> GIVEN RECORDS:
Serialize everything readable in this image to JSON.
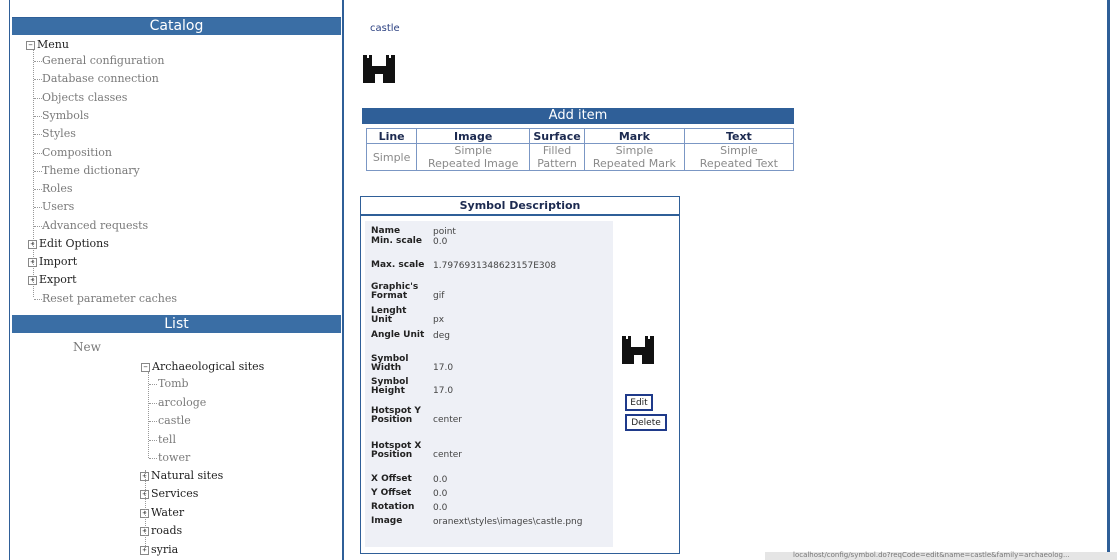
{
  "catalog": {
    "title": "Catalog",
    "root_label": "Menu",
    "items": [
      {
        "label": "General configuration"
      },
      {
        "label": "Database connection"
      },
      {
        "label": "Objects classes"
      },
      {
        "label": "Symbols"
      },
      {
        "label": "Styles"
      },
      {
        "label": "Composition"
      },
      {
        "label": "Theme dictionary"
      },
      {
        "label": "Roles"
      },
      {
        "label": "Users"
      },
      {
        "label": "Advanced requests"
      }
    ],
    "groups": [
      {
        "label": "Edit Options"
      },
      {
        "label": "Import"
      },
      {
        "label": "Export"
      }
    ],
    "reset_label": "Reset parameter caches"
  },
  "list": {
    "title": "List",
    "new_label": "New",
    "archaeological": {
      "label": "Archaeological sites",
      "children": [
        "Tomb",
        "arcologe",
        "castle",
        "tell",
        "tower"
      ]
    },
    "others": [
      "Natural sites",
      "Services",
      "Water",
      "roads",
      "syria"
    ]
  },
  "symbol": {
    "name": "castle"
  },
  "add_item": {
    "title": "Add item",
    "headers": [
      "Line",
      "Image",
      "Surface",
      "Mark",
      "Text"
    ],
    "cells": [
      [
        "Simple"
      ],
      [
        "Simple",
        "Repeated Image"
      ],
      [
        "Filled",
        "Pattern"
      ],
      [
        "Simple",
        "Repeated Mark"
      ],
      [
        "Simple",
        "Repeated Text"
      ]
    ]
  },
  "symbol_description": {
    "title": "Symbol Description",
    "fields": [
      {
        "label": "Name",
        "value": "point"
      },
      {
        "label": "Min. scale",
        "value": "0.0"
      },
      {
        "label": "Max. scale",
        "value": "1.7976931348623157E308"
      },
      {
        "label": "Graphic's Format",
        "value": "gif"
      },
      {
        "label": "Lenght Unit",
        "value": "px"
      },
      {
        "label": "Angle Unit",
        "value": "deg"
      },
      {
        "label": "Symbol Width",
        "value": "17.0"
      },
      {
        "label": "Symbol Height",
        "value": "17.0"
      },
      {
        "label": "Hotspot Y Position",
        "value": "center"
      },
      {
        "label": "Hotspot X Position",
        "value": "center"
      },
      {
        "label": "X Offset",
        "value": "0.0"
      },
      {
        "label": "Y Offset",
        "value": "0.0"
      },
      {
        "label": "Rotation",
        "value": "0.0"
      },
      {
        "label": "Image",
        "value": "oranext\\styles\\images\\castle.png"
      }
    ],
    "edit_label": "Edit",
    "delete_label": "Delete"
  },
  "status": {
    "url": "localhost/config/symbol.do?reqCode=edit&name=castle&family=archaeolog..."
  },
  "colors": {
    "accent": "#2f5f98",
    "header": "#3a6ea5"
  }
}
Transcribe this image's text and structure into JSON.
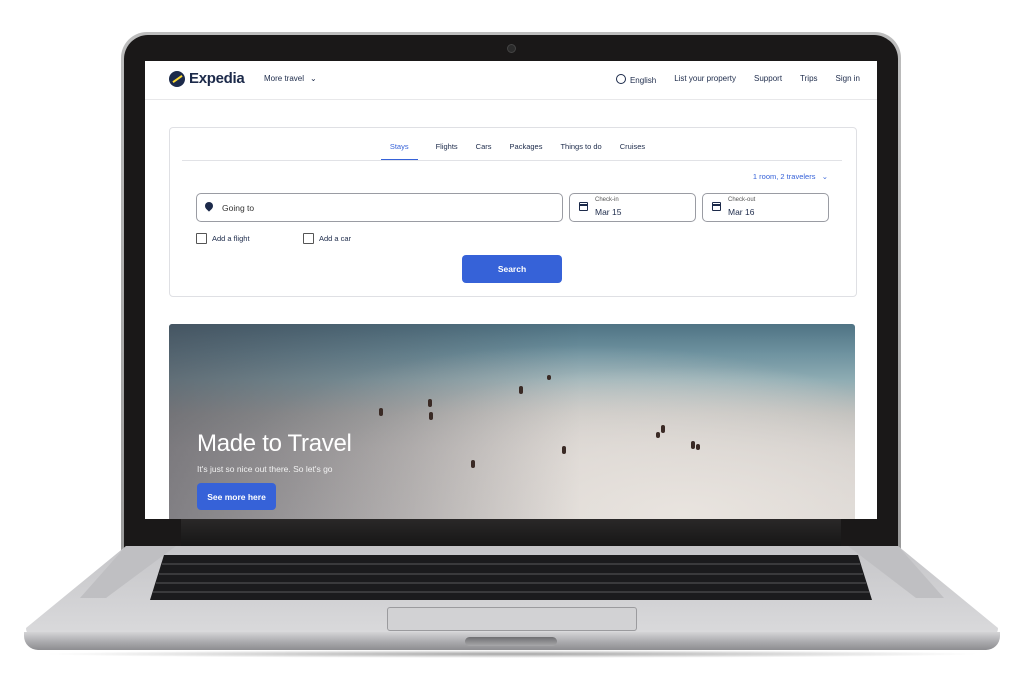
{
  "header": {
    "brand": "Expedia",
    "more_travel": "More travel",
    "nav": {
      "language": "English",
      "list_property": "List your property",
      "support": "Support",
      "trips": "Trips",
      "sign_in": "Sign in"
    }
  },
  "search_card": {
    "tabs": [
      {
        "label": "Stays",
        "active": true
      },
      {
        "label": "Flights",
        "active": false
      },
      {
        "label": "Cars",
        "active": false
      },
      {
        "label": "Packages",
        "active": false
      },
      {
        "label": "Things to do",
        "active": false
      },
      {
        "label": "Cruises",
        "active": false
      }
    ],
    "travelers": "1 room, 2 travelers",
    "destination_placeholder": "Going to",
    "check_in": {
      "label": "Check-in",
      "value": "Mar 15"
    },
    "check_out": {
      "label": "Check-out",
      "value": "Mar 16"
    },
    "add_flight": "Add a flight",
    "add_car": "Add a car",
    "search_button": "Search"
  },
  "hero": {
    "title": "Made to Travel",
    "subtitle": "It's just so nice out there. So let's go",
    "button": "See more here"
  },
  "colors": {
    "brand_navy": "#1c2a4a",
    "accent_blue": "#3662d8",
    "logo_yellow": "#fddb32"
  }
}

==

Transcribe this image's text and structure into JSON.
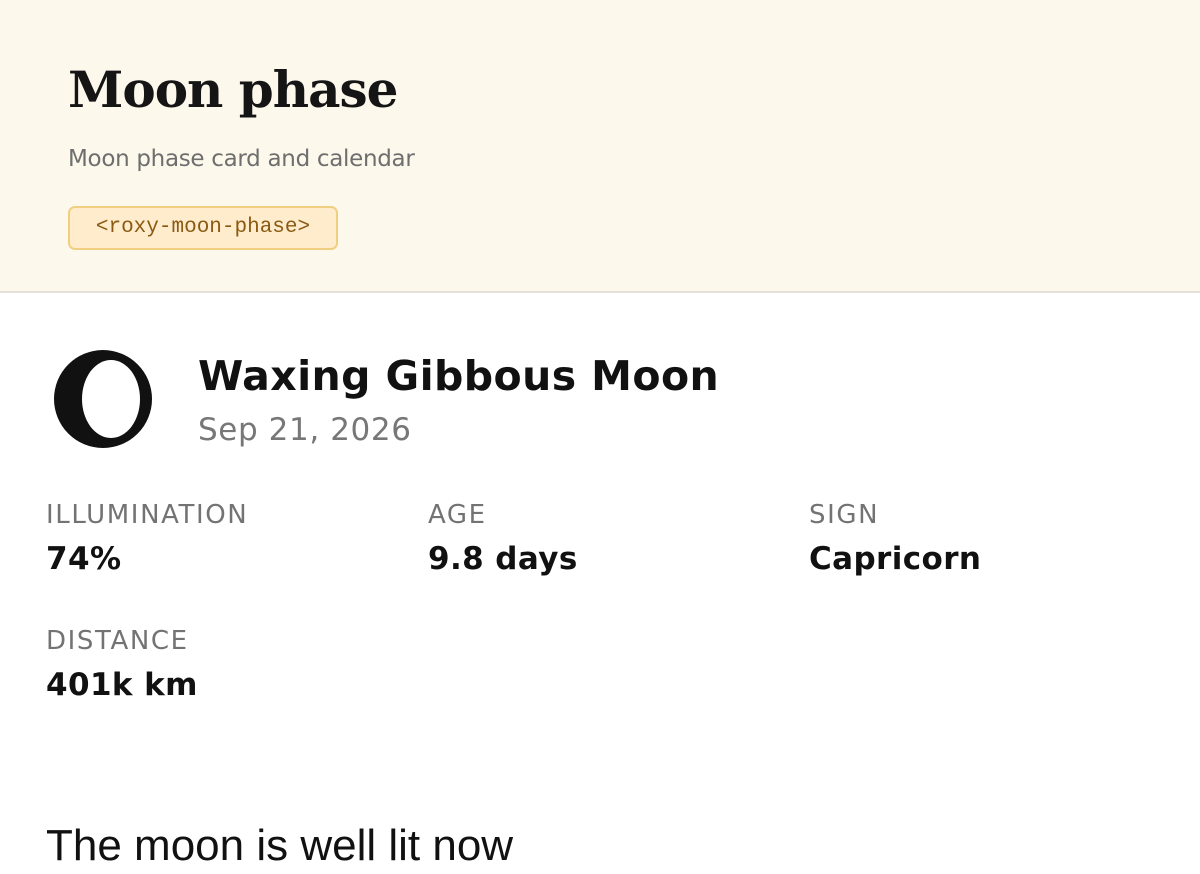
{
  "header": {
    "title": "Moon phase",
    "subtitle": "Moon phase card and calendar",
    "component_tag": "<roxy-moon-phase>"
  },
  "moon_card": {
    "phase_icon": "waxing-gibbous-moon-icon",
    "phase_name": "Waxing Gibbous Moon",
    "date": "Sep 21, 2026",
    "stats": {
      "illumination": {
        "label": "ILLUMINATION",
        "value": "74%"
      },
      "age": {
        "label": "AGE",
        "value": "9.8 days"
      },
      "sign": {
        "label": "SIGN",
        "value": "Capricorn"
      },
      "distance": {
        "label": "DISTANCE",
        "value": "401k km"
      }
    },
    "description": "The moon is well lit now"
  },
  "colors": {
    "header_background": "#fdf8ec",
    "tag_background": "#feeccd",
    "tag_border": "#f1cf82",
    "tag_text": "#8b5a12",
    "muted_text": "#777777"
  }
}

> TASK TO CARRY OUT: Copy out every line of the data that includes "castle".

> COMPLETE RESPONSE:
        "castle",
    "name": "castle"
        "value": "oranext\\styles\\images\\castle.png"
    "url": "localhost/config/symbol.do?reqCode=edit&name=castle&family=archaeolog..."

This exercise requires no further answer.